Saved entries

## begin

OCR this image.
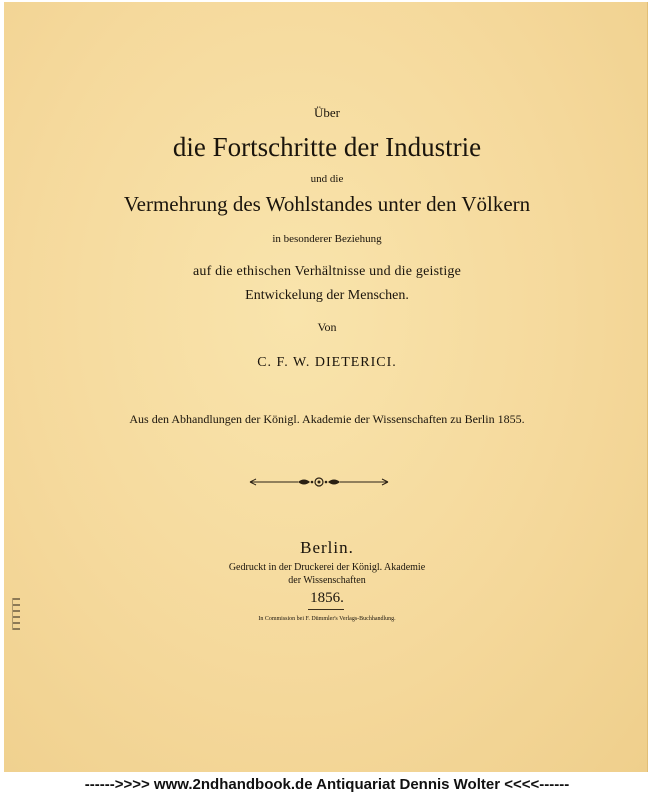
Über
die Fortschritte der Industrie
und die
Vermehrung des Wohlstandes unter den Völkern
in besonderer Beziehung
auf die ethischen Verhältnisse und die geistige
Entwickelung der Menschen.
Von
C. F. W. DIETERICI.
Aus den Abhandlungen der Königl. Akademie der Wissenschaften zu Berlin 1855.
Berlin.
Gedruckt in der Druckerei der Königl. Akademie
der Wissenschaften
1856.
In Commission bei F. Dümmler's Verlags-Buchhandlung.
------>>>> www.2ndhandbook.de Antiquariat Dennis Wolter <<<<------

## end

What is expected
Reply with nothing except the number of lines in the listing above that include "Berlin".

In response
2